PROBLEM TO WORK ON — Write out all of the records precisely. Skip anything that is a picture.

-- begin RECORD EXTRACTS --

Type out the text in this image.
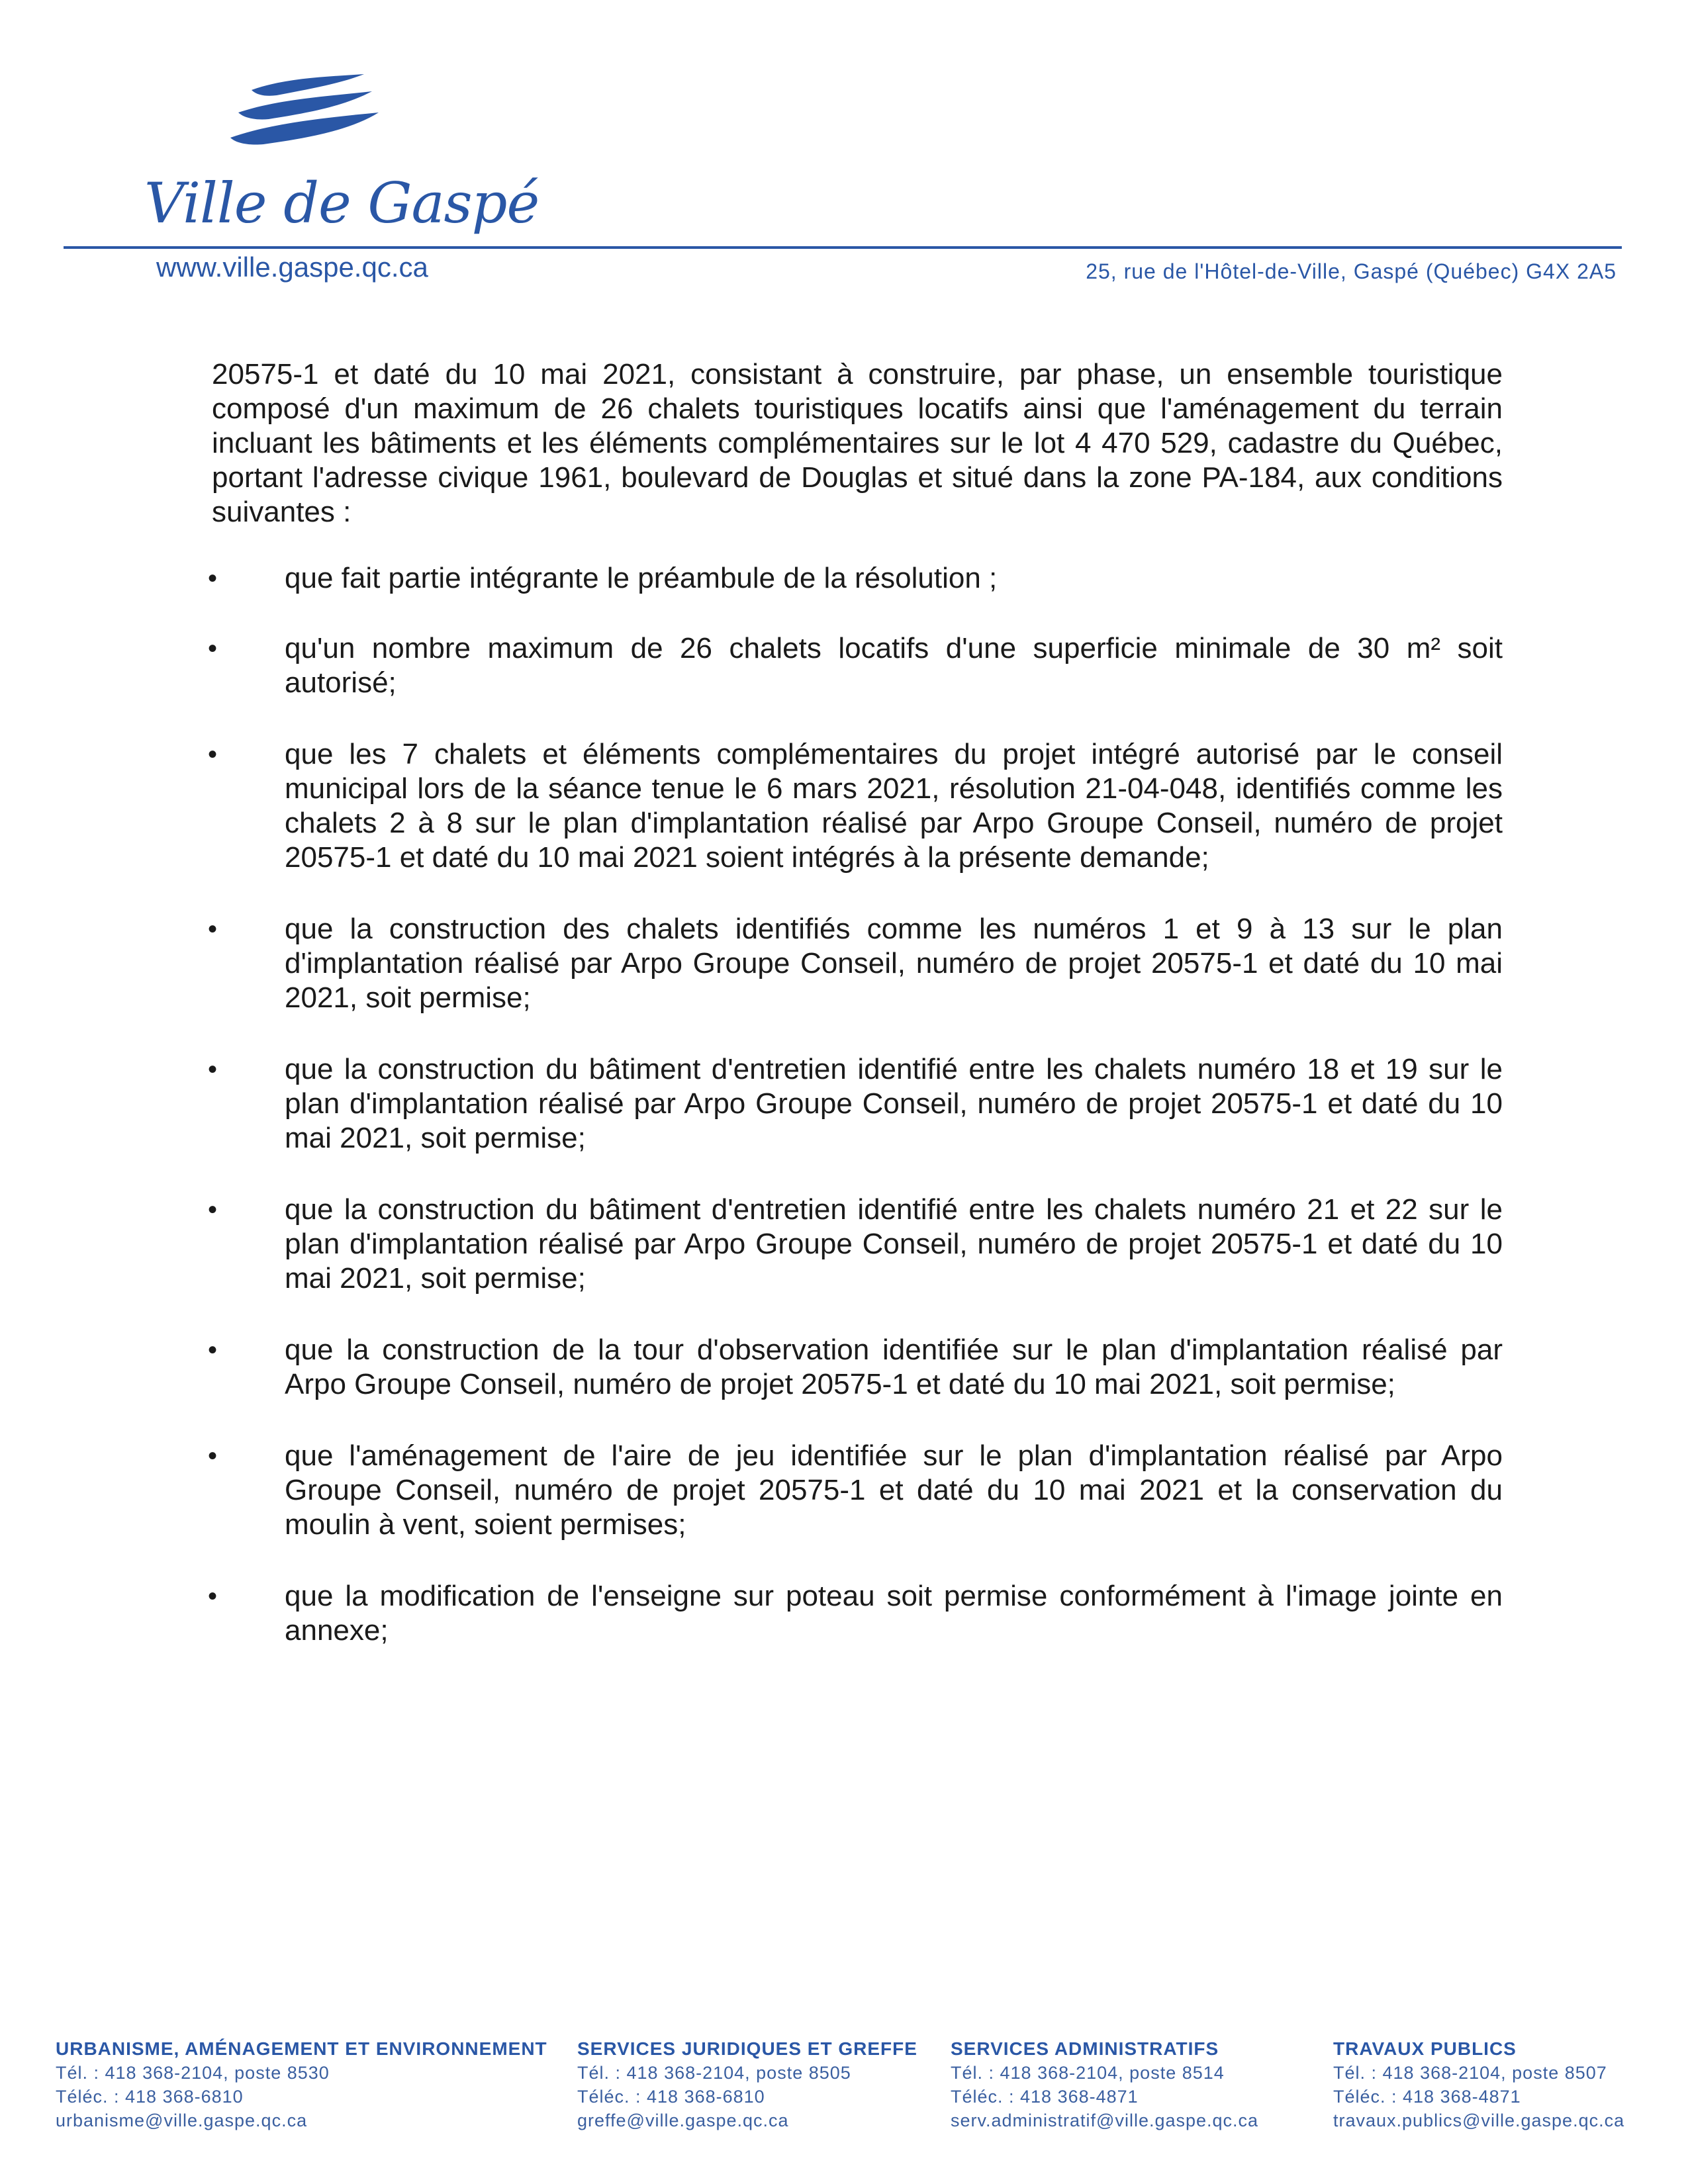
Ville de Gaspé
www.ville.gaspe.qc.ca	25, rue de l'Hôtel-de-Ville, Gaspé (Québec) G4X 2A5

20575-1 et daté du 10 mai 2021, consistant à construire, par phase, un ensemble touristique composé d'un maximum de 26 chalets touristiques locatifs ainsi que l'aménagement du terrain incluant les bâtiments et les éléments complémentaires sur le lot 4 470 529, cadastre du Québec, portant l'adresse civique 1961, boulevard de Douglas et situé dans la zone PA-184, aux conditions suivantes :

• que fait partie intégrante le préambule de la résolution ;
• qu'un nombre maximum de 26 chalets locatifs d'une superficie minimale de 30 m² soit autorisé;
• que les 7 chalets et éléments complémentaires du projet intégré autorisé par le conseil municipal lors de la séance tenue le 6 mars 2021, résolution 21-04-048, identifiés comme les chalets 2 à 8 sur le plan d'implantation réalisé par Arpo Groupe Conseil, numéro de projet 20575-1 et daté du 10 mai 2021 soient intégrés à la présente demande;
• que la construction des chalets identifiés comme les numéros 1 et 9 à 13 sur le plan d'implantation réalisé par Arpo Groupe Conseil, numéro de projet 20575-1 et daté du 10 mai 2021, soit permise;
• que la construction du bâtiment d'entretien identifié entre les chalets numéro 18 et 19 sur le plan d'implantation réalisé par Arpo Groupe Conseil, numéro de projet 20575-1 et daté du 10 mai 2021, soit permise;
• que la construction du bâtiment d'entretien identifié entre les chalets numéro 21 et 22 sur le plan d'implantation réalisé par Arpo Groupe Conseil, numéro de projet 20575-1 et daté du 10 mai 2021, soit permise;
• que la construction de la tour d'observation identifiée sur le plan d'implantation réalisé par Arpo Groupe Conseil, numéro de projet 20575-1 et daté du 10 mai 2021, soit permise;
• que l'aménagement de l'aire de jeu identifiée sur le plan d'implantation réalisé par Arpo Groupe Conseil, numéro de projet 20575-1 et daté du 10 mai 2021 et la conservation du moulin à vent, soient permises;
• que la modification de l'enseigne sur poteau soit permise conformément à l'image jointe en annexe;
URBANISME, AMÉNAGEMENT ET ENVIRONNEMENT
Tél. : 418 368-2104, poste 8530
Téléc. : 418 368-6810
urbanisme@ville.gaspe.qc.ca
SERVICES JURIDIQUES ET GREFFE
Tél. : 418 368-2104, poste 8505
Téléc. : 418 368-6810
greffe@ville.gaspe.qc.ca
SERVICES ADMINISTRATIFS
Tél. : 418 368-2104, poste 8514
Téléc. : 418 368-4871
serv.administratif@ville.gaspe.qc.ca
TRAVAUX PUBLICS
Tél. : 418 368-2104, poste 8507
Téléc. : 418 368-4871
travaux.publics@ville.gaspe.qc.ca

-- end RECORD EXTRACTS --

RESPONSE TO THIS EXERCISE —
Type out the text in this image.
Ville de Gaspé
www.ville.gaspe.qc.ca	25, rue de l'Hôtel-de-Ville, Gaspé (Québec) G4X 2A5

20575-1 et daté du 10 mai 2021, consistant à construire, par phase, un ensemble touristique composé d'un maximum de 26 chalets touristiques locatifs ainsi que l'aménagement du terrain incluant les bâtiments et les éléments complémentaires sur le lot 4 470 529, cadastre du Québec, portant l'adresse civique 1961, boulevard de Douglas et situé dans la zone PA-184, aux conditions suivantes :

• que fait partie intégrante le préambule de la résolution ;
• qu'un nombre maximum de 26 chalets locatifs d'une superficie minimale de 30 m² soit autorisé;
• que les 7 chalets et éléments complémentaires du projet intégré autorisé par le conseil municipal lors de la séance tenue le 6 mars 2021, résolution 21-04-048, identifiés comme les chalets 2 à 8 sur le plan d'implantation réalisé par Arpo Groupe Conseil, numéro de projet 20575-1 et daté du 10 mai 2021 soient intégrés à la présente demande;
• que la construction des chalets identifiés comme les numéros 1 et 9 à 13 sur le plan d'implantation réalisé par Arpo Groupe Conseil, numéro de projet 20575-1 et daté du 10 mai 2021, soit permise;
• que la construction du bâtiment d'entretien identifié entre les chalets numéro 18 et 19 sur le plan d'implantation réalisé par Arpo Groupe Conseil, numéro de projet 20575-1 et daté du 10 mai 2021, soit permise;
• que la construction du bâtiment d'entretien identifié entre les chalets numéro 21 et 22 sur le plan d'implantation réalisé par Arpo Groupe Conseil, numéro de projet 20575-1 et daté du 10 mai 2021, soit permise;
• que la construction de la tour d'observation identifiée sur le plan d'implantation réalisé par Arpo Groupe Conseil, numéro de projet 20575-1 et daté du 10 mai 2021, soit permise;
• que l'aménagement de l'aire de jeu identifiée sur le plan d'implantation réalisé par Arpo Groupe Conseil, numéro de projet 20575-1 et daté du 10 mai 2021 et la conservation du moulin à vent, soient permises;
• que la modification de l'enseigne sur poteau soit permise conformément à l'image jointe en annexe;
URBANISME, AMÉNAGEMENT ET ENVIRONNEMENT
Tél. : 418 368-2104, poste 8530
Téléc. : 418 368-6810
urbanisme@ville.gaspe.qc.ca
SERVICES JURIDIQUES ET GREFFE
Tél. : 418 368-2104, poste 8505
Téléc. : 418 368-6810
greffe@ville.gaspe.qc.ca
SERVICES ADMINISTRATIFS
Tél. : 418 368-2104, poste 8514
Téléc. : 418 368-4871
serv.administratif@ville.gaspe.qc.ca
TRAVAUX PUBLICS
Tél. : 418 368-2104, poste 8507
Téléc. : 418 368-4871
travaux.publics@ville.gaspe.qc.ca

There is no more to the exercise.